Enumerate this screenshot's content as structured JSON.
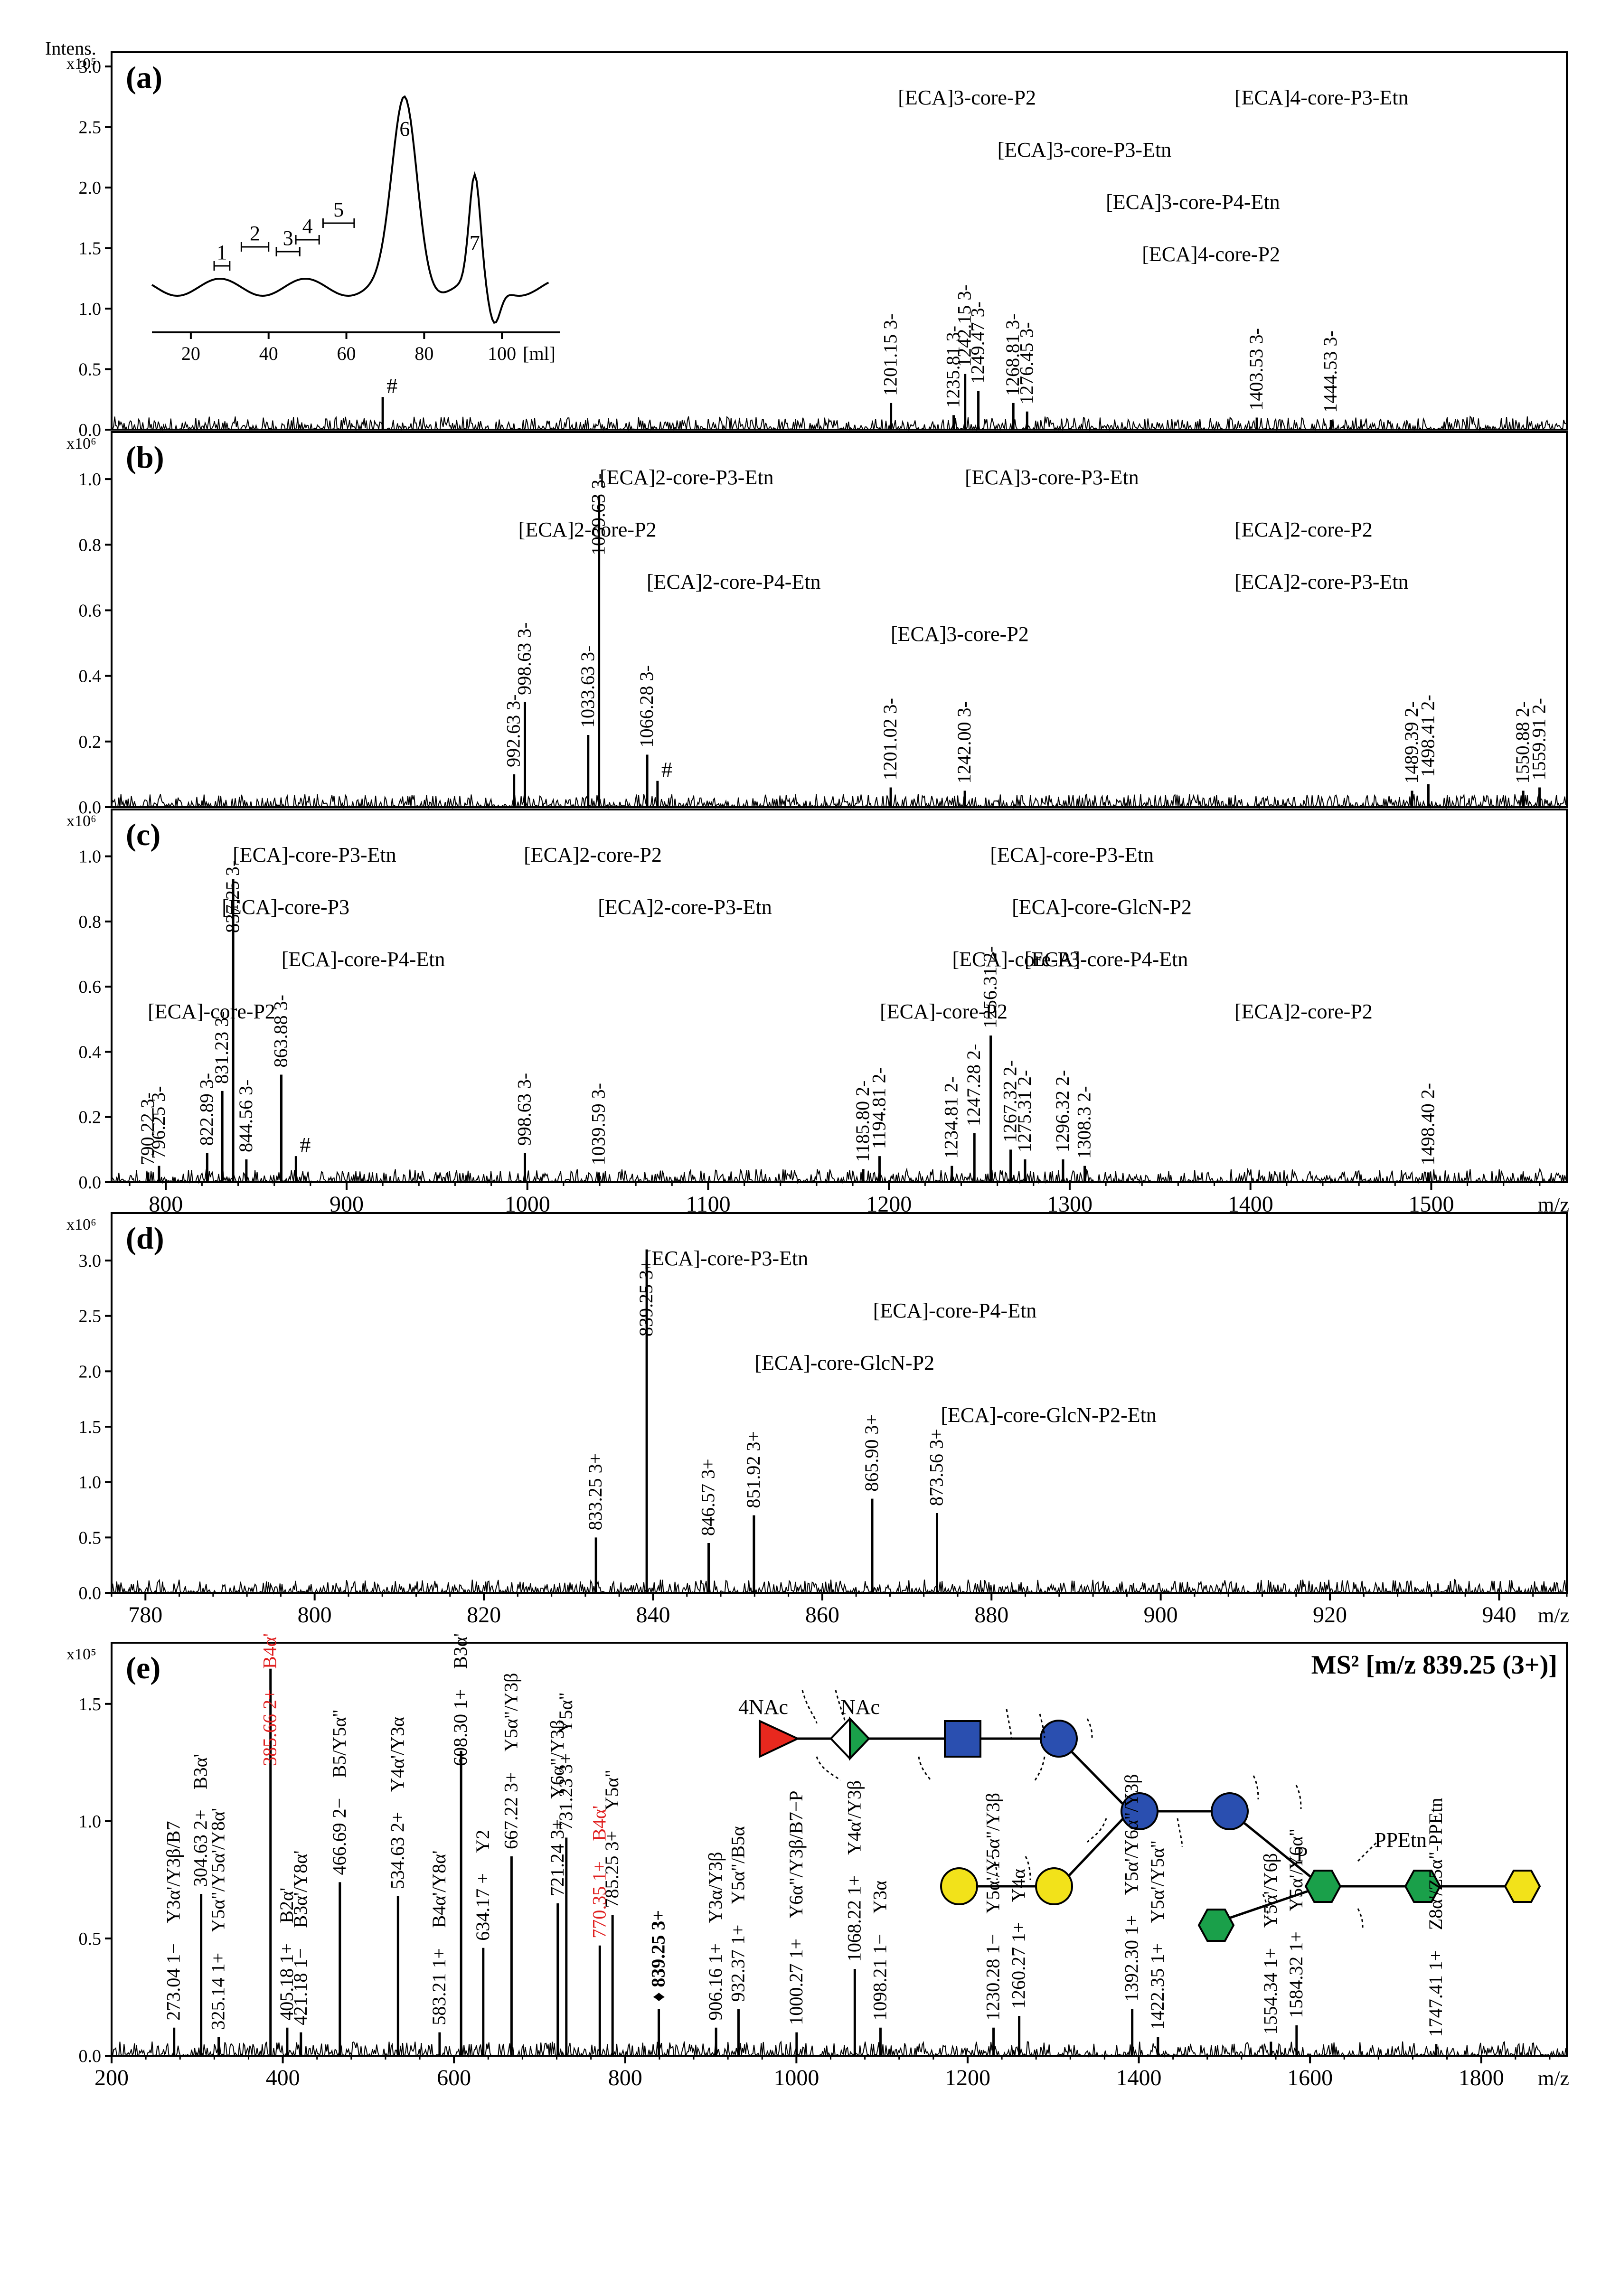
{
  "chart_data": [
    {
      "type": "line",
      "panel": "(a)",
      "ylabel": "Intens.",
      "yscale": "x10^5",
      "ylim": [
        0,
        3.0
      ],
      "xlim": [
        770,
        1575
      ],
      "yticks": [
        "0.0",
        "0.5",
        "1.0",
        "1.5",
        "2.0",
        "2.5",
        "3.0"
      ],
      "peaks": [
        {
          "x": 1201.15,
          "y": 0.22,
          "label": "1201.15 3-"
        },
        {
          "x": 1235.81,
          "y": 0.12,
          "label": "1235.81 3-"
        },
        {
          "x": 1242.15,
          "y": 0.46,
          "label": "1242.15 3-"
        },
        {
          "x": 1249.47,
          "y": 0.32,
          "label": "1249.47 3-"
        },
        {
          "x": 1268.81,
          "y": 0.22,
          "label": "1268.81 3-"
        },
        {
          "x": 1276.45,
          "y": 0.15,
          "label": "1276.45 3-"
        },
        {
          "x": 1403.53,
          "y": 0.1,
          "label": "1403.53 3-"
        },
        {
          "x": 1444.53,
          "y": 0.08,
          "label": "1444.53 3-"
        },
        {
          "x": 920,
          "y": 0.27,
          "label": "#"
        }
      ],
      "annotations": [
        {
          "text": "[ECA]3-core-P2",
          "x": 1205
        },
        {
          "text": "[ECA]3-core-P3-Etn",
          "x": 1260
        },
        {
          "text": "[ECA]3-core-P4-Etn",
          "x": 1320
        },
        {
          "text": "[ECA]4-core-P2",
          "x": 1340
        },
        {
          "text": "[ECA]4-core-P3-Etn",
          "x": 1470
        }
      ],
      "inset": {
        "xlabel": "[ml]",
        "xticks": [
          "20",
          "40",
          "60",
          "80",
          "100"
        ],
        "fractions": [
          "1",
          "2",
          "3",
          "4",
          "5",
          "6",
          "7"
        ]
      }
    },
    {
      "type": "line",
      "panel": "(b)",
      "yscale": "x10^6",
      "ylim": [
        0,
        1.1
      ],
      "xlim": [
        770,
        1575
      ],
      "yticks": [
        "0.0",
        "0.2",
        "0.4",
        "0.6",
        "0.8",
        "1.0"
      ],
      "peaks": [
        {
          "x": 992.63,
          "y": 0.1,
          "label": "992.63 3-"
        },
        {
          "x": 998.63,
          "y": 0.32,
          "label": "998.63 3-"
        },
        {
          "x": 1033.63,
          "y": 0.22,
          "label": "1033.63 3-"
        },
        {
          "x": 1039.63,
          "y": 0.95,
          "label": "1039.63 3-"
        },
        {
          "x": 1066.28,
          "y": 0.16,
          "label": "1066.28 3-"
        },
        {
          "x": 1072,
          "y": 0.08,
          "label": "#"
        },
        {
          "x": 1201.02,
          "y": 0.06,
          "label": "1201.02 3-"
        },
        {
          "x": 1242.0,
          "y": 0.05,
          "label": "1242.00 3-"
        },
        {
          "x": 1489.39,
          "y": 0.05,
          "label": "1489.39 2-"
        },
        {
          "x": 1498.41,
          "y": 0.07,
          "label": "1498.41 2-"
        },
        {
          "x": 1550.88,
          "y": 0.05,
          "label": "1550.88 2-"
        },
        {
          "x": 1559.91,
          "y": 0.06,
          "label": "1559.91 2-"
        }
      ],
      "annotations": [
        {
          "text": "[ECA]2-core-P3-Etn",
          "x": 1040
        },
        {
          "text": "[ECA]2-core-P2",
          "x": 995
        },
        {
          "text": "[ECA]2-core-P4-Etn",
          "x": 1066
        },
        {
          "text": "[ECA]3-core-P2",
          "x": 1201
        },
        {
          "text": "[ECA]3-core-P3-Etn",
          "x": 1242
        },
        {
          "text": "[ECA]2-core-P2",
          "x": 1490
        },
        {
          "text": "[ECA]2-core-P3-Etn",
          "x": 1553
        }
      ]
    },
    {
      "type": "line",
      "panel": "(c)",
      "yscale": "x10^6",
      "ylim": [
        0,
        1.1
      ],
      "xlim": [
        770,
        1575
      ],
      "xticks": [
        "800",
        "900",
        "1000",
        "1100",
        "1200",
        "1300",
        "1400",
        "1500"
      ],
      "xlabel": "m/z",
      "yticks": [
        "0.0",
        "0.2",
        "0.4",
        "0.6",
        "0.8",
        "1.0"
      ],
      "peaks": [
        {
          "x": 790.22,
          "y": 0.03,
          "label": "790.22 3-"
        },
        {
          "x": 796.25,
          "y": 0.05,
          "label": "796.25 3-"
        },
        {
          "x": 822.89,
          "y": 0.09,
          "label": "822.89 3-"
        },
        {
          "x": 831.23,
          "y": 0.28,
          "label": "831.23 3-"
        },
        {
          "x": 837.25,
          "y": 0.93,
          "label": "837.25 3-"
        },
        {
          "x": 844.56,
          "y": 0.07,
          "label": "844.56 3-"
        },
        {
          "x": 863.88,
          "y": 0.33,
          "label": "863.88 3-"
        },
        {
          "x": 872,
          "y": 0.08,
          "label": "#"
        },
        {
          "x": 998.63,
          "y": 0.09,
          "label": "998.63 3-"
        },
        {
          "x": 1039.59,
          "y": 0.03,
          "label": "1039.59 3-"
        },
        {
          "x": 1185.8,
          "y": 0.04,
          "label": "1185.80 2-"
        },
        {
          "x": 1194.81,
          "y": 0.08,
          "label": "1194.81 2-"
        },
        {
          "x": 1234.81,
          "y": 0.05,
          "label": "1234.81 2-"
        },
        {
          "x": 1247.28,
          "y": 0.15,
          "label": "1247.28 2-"
        },
        {
          "x": 1256.31,
          "y": 0.45,
          "label": "1256.31 2-"
        },
        {
          "x": 1267.32,
          "y": 0.1,
          "label": "1267.32 2-"
        },
        {
          "x": 1275.31,
          "y": 0.07,
          "label": "1275.31 2-"
        },
        {
          "x": 1296.32,
          "y": 0.07,
          "label": "1296.32 2-"
        },
        {
          "x": 1308.3,
          "y": 0.05,
          "label": "1308.3 2-"
        },
        {
          "x": 1498.4,
          "y": 0.03,
          "label": "1498.40 2-"
        }
      ],
      "annotations": [
        {
          "text": "[ECA]-core-P3-Etn",
          "x": 837
        },
        {
          "text": "[ECA]-core-P3",
          "x": 831
        },
        {
          "text": "[ECA]-core-P4-Etn",
          "x": 864
        },
        {
          "text": "[ECA]-core-P2",
          "x": 790
        },
        {
          "text": "[ECA]2-core-P2",
          "x": 998
        },
        {
          "text": "[ECA]2-core-P3-Etn",
          "x": 1039
        },
        {
          "text": "[ECA]-core-P3",
          "x": 1235
        },
        {
          "text": "[ECA]-core-P2",
          "x": 1195
        },
        {
          "text": "[ECA]-core-P3-Etn",
          "x": 1256
        },
        {
          "text": "[ECA]-core-GlcN-P2",
          "x": 1268
        },
        {
          "text": "[ECA]-core-P4-Etn",
          "x": 1275
        },
        {
          "text": "[ECA]2-core-P2",
          "x": 1498
        }
      ]
    },
    {
      "type": "line",
      "panel": "(d)",
      "yscale": "x10^6",
      "ylim": [
        0,
        3.3
      ],
      "xlim": [
        776,
        948
      ],
      "xticks": [
        "780",
        "800",
        "820",
        "840",
        "860",
        "880",
        "900",
        "920",
        "940"
      ],
      "xlabel": "m/z",
      "yticks": [
        "0.0",
        "0.5",
        "1.0",
        "1.5",
        "2.0",
        "2.5",
        "3.0"
      ],
      "peaks": [
        {
          "x": 833.25,
          "y": 0.5,
          "label": "833.25 3+"
        },
        {
          "x": 839.25,
          "y": 3.1,
          "label": "839.25 3+"
        },
        {
          "x": 846.57,
          "y": 0.45,
          "label": "846.57 3+"
        },
        {
          "x": 851.92,
          "y": 0.7,
          "label": "851.92 3+"
        },
        {
          "x": 865.9,
          "y": 0.85,
          "label": "865.90 3+"
        },
        {
          "x": 873.56,
          "y": 0.72,
          "label": "873.56 3+"
        }
      ],
      "annotations": [
        {
          "text": "[ECA]-core-P3-Etn",
          "x": 839
        },
        {
          "text": "[ECA]-core-P4-Etn",
          "x": 866
        },
        {
          "text": "[ECA]-core-GlcN-P2",
          "x": 852
        },
        {
          "text": "[ECA]-core-GlcN-P2-Etn",
          "x": 874
        }
      ]
    },
    {
      "type": "line",
      "panel": "(e)",
      "title": "MS² [m/z 839.25 (3+)]",
      "yscale": "x10^5",
      "ylim": [
        0,
        1.7
      ],
      "xlim": [
        200,
        1900
      ],
      "xticks": [
        "200",
        "400",
        "600",
        "800",
        "1000",
        "1200",
        "1400",
        "1600",
        "1800"
      ],
      "xlabel": "m/z",
      "yticks": [
        "0.0",
        "0.5",
        "1.0",
        "1.5"
      ],
      "peaks": [
        {
          "x": 273.04,
          "y": 0.12,
          "label": "273.04 1−",
          "ion": "Y3α'/Y3β/B7"
        },
        {
          "x": 304.63,
          "y": 0.69,
          "label": "304.63 2+",
          "ion": "B3α'"
        },
        {
          "x": 325.14,
          "y": 0.08,
          "label": "325.14 1+",
          "ion": "Y5α\"/Y5α'/Y8α'"
        },
        {
          "x": 385.66,
          "y": 1.65,
          "label": "385.66 2+",
          "ion": "B4α'",
          "red": true
        },
        {
          "x": 405.18,
          "y": 0.12,
          "label": "405.18 1+",
          "ion": "B2α'"
        },
        {
          "x": 421.18,
          "y": 0.1,
          "label": "421.18 1−",
          "ion": "B3α'/Y8α'"
        },
        {
          "x": 466.69,
          "y": 0.74,
          "label": "466.69 2−",
          "ion": "B5/Y5α\""
        },
        {
          "x": 534.63,
          "y": 0.68,
          "label": "534.63 2+",
          "ion": "Y4α'/Y3α"
        },
        {
          "x": 583.21,
          "y": 0.1,
          "label": "583.21 1+",
          "ion": "B4α'/Y8α'"
        },
        {
          "x": 608.3,
          "y": 1.3,
          "label": "608.30 1+",
          "ion": "B3α'"
        },
        {
          "x": 634.17,
          "y": 0.46,
          "label": "634.17 +",
          "ion": "Y2"
        },
        {
          "x": 667.22,
          "y": 0.85,
          "label": "667.22 3+",
          "ion": "Y5α\"/Y3β"
        },
        {
          "x": 721.24,
          "y": 0.65,
          "label": "721.24 3+",
          "ion": "Y6α\"/Y3β"
        },
        {
          "x": 731.23,
          "y": 0.93,
          "label": "731.23 3+",
          "ion": "Y5α\""
        },
        {
          "x": 770.35,
          "y": 0.47,
          "label": "770.35 1+",
          "ion": "B4α'",
          "red": true
        },
        {
          "x": 785.25,
          "y": 0.6,
          "label": "785.25 3+",
          "ion": "Y5α\""
        },
        {
          "x": 839.25,
          "y": 0.2,
          "label": "♦ 839.25 3+",
          "bold": true
        },
        {
          "x": 906.16,
          "y": 0.12,
          "label": "906.16 1+",
          "ion": "Y3α/Y3β"
        },
        {
          "x": 932.37,
          "y": 0.2,
          "label": "932.37 1+",
          "ion": "Y5α\"/B5α"
        },
        {
          "x": 1000.27,
          "y": 0.1,
          "label": "1000.27 1+",
          "ion": "Y6α\"/Y3β/B7−P"
        },
        {
          "x": 1068.22,
          "y": 0.37,
          "label": "1068.22 1+",
          "ion": "Y4α'/Y3β"
        },
        {
          "x": 1098.21,
          "y": 0.12,
          "label": "1098.21 1−",
          "ion": "Y3α"
        },
        {
          "x": 1230.28,
          "y": 0.12,
          "label": "1230.28 1−",
          "ion": "Y5α'/Y5α\"/Y3β"
        },
        {
          "x": 1260.27,
          "y": 0.17,
          "label": "1260.27 1+",
          "ion": "Y4α"
        },
        {
          "x": 1392.3,
          "y": 0.2,
          "label": "1392.30 1+",
          "ion": "Y5α'/Y6α\"/Y3β"
        },
        {
          "x": 1422.35,
          "y": 0.08,
          "label": "1422.35 1+",
          "ion": "Y5α'/Y5α\""
        },
        {
          "x": 1554.34,
          "y": 0.06,
          "label": "1554.34 1+",
          "ion": "Y5α'/Y6β"
        },
        {
          "x": 1584.32,
          "y": 0.13,
          "label": "1584.32 1+",
          "ion": "Y5α'/Y6α\""
        },
        {
          "x": 1747.41,
          "y": 0.05,
          "label": "1747.41 1+",
          "ion": "Z8α'/Z5α\"-PPEtn"
        }
      ],
      "glycan_labels": {
        "nac_left": "4NAc",
        "nac_right": "NAc",
        "p": "P",
        "ppetn": "PPEtn"
      }
    }
  ]
}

Stated task: Extract every line containing the string "panel" from the data above.

Exercise answer:
      "panel": "(a)",
      "panel": "(b)",
      "panel": "(c)",
      "panel": "(d)",
      "panel": "(e)",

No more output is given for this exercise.